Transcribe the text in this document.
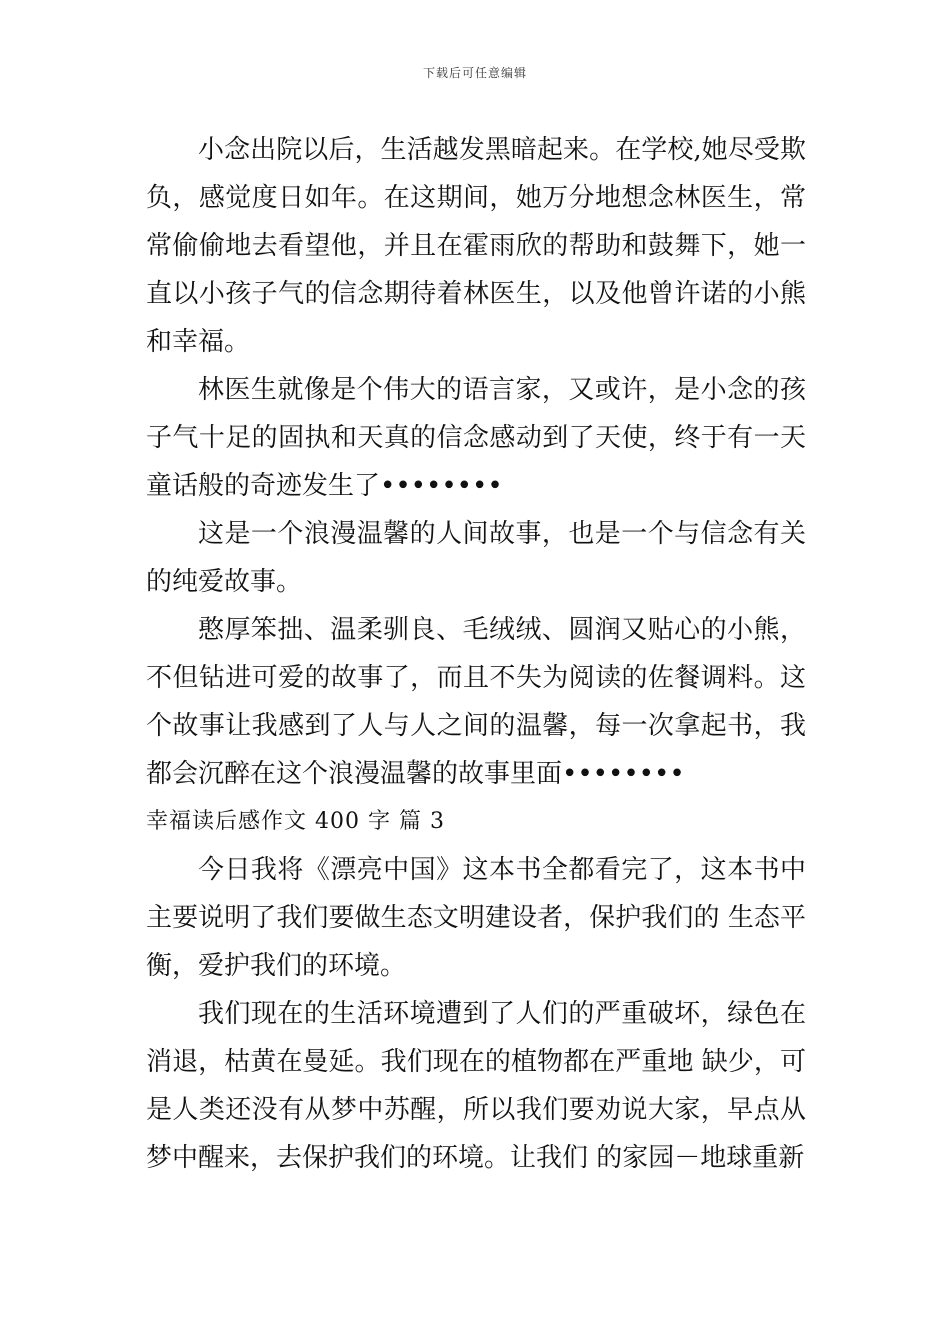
下载后可任意编辑

小念出院以后，生活越发黑暗起来。在学校,她尽受欺负，感觉度日如年。在这期间，她万分地想念林医生，常常偷偷地去看望他，并且在霍雨欣的帮助和鼓舞下，她一直以小孩子气的信念期待着林医生，以及他曾许诺的小熊和幸福。

林医生就像是个伟大的语言家，又或许，是小念的孩子气十足的固执和天真的信念感动到了天使，终于有一天童话般的奇迹发生了••••••••

这是一个浪漫温馨的人间故事，也是一个与信念有关的纯爱故事。

憨厚笨拙、温柔驯良、毛绒绒、圆润又贴心的小熊，不但钻进可爱的故事了，而且不失为阅读的佐餐调料。这个故事让我感到了人与人之间的温馨，每一次拿起书，我都会沉醉在这个浪漫温馨的故事里面••••••••

幸福读后感作文 400 字 篇 3

今日我将《漂亮中国》这本书全都看完了，这本书中主要说明了我们要做生态文明建设者，保护我们的 生态平衡，爱护我们的环境。

我们现在的生活环境遭到了人们的严重破坏，绿色在消退，枯黄在曼延。我们现在的植物都在严重地 缺少，可是人类还没有从梦中苏醒，所以我们要劝说大家，早点从梦中醒来，去保护我们的环境。让我们 的家园－地球重新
# # # # #
Return the whole listing, word for word, and leave out every picture.

● **FINISHED TASK**:
Transcribe the text in this document.
下载后可任意编辑

小念出院以后，生活越发黑暗起来。在学校,她尽受欺负，感觉度日如年。在这期间，她万分地想念林医生，常常偷偷地去看望他，并且在霍雨欣的帮助和鼓舞下，她一直以小孩子气的信念期待着林医生，以及他曾许诺的小熊和幸福。

林医生就像是个伟大的语言家，又或许，是小念的孩子气十足的固执和天真的信念感动到了天使，终于有一天童话般的奇迹发生了••••••••

这是一个浪漫温馨的人间故事，也是一个与信念有关的纯爱故事。

憨厚笨拙、温柔驯良、毛绒绒、圆润又贴心的小熊，不但钻进可爱的故事了，而且不失为阅读的佐餐调料。这个故事让我感到了人与人之间的温馨，每一次拿起书，我都会沉醉在这个浪漫温馨的故事里面••••••••

幸福读后感作文 400 字 篇 3

今日我将《漂亮中国》这本书全都看完了，这本书中主要说明了我们要做生态文明建设者，保护我们的 生态平衡，爱护我们的环境。

我们现在的生活环境遭到了人们的严重破坏，绿色在消退，枯黄在曼延。我们现在的植物都在严重地 缺少，可是人类还没有从梦中苏醒，所以我们要劝说大家，早点从梦中醒来，去保护我们的环境。让我们 的家园－地球重新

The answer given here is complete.